>> Begin Task inputs

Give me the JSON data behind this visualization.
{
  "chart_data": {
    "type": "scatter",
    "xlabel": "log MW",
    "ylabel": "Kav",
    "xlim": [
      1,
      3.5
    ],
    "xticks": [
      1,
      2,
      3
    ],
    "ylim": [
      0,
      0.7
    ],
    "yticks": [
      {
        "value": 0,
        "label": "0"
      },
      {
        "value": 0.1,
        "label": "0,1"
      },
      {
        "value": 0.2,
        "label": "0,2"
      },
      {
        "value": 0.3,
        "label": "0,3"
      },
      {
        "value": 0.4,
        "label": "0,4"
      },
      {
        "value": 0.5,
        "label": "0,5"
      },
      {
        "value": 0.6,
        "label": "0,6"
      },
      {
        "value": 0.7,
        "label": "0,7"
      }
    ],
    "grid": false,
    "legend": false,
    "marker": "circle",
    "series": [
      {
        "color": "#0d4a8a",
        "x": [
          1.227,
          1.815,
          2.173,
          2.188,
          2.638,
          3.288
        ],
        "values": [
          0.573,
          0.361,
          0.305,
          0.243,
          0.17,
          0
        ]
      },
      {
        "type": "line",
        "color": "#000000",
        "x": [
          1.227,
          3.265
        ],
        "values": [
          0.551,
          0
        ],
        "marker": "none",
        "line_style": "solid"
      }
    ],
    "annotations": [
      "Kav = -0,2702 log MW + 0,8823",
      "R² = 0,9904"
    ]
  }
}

>> End Task inputs

*Aim*
Reproduce each entry exactly, leaving out nothing.

*Solution for this task*
Give me the JSON data behind this visualization.
{
  "chart_data": {
    "type": "scatter",
    "xlabel": "log MW",
    "ylabel": "Kav",
    "xlim": [
      1,
      3.5
    ],
    "xticks": [
      1,
      2,
      3
    ],
    "ylim": [
      0,
      0.7
    ],
    "yticks": [
      {
        "value": 0,
        "label": "0"
      },
      {
        "value": 0.1,
        "label": "0,1"
      },
      {
        "value": 0.2,
        "label": "0,2"
      },
      {
        "value": 0.3,
        "label": "0,3"
      },
      {
        "value": 0.4,
        "label": "0,4"
      },
      {
        "value": 0.5,
        "label": "0,5"
      },
      {
        "value": 0.6,
        "label": "0,6"
      },
      {
        "value": 0.7,
        "label": "0,7"
      }
    ],
    "grid": false,
    "legend": false,
    "marker": "circle",
    "series": [
      {
        "color": "#0d4a8a",
        "x": [
          1.227,
          1.815,
          2.173,
          2.188,
          2.638,
          3.288
        ],
        "values": [
          0.573,
          0.361,
          0.305,
          0.243,
          0.17,
          0
        ]
      },
      {
        "type": "line",
        "color": "#000000",
        "x": [
          1.227,
          3.265
        ],
        "values": [
          0.551,
          0
        ],
        "marker": "none",
        "line_style": "solid"
      }
    ],
    "annotations": [
      "Kav = -0,2702 log MW + 0,8823",
      "R² = 0,9904"
    ]
  }
}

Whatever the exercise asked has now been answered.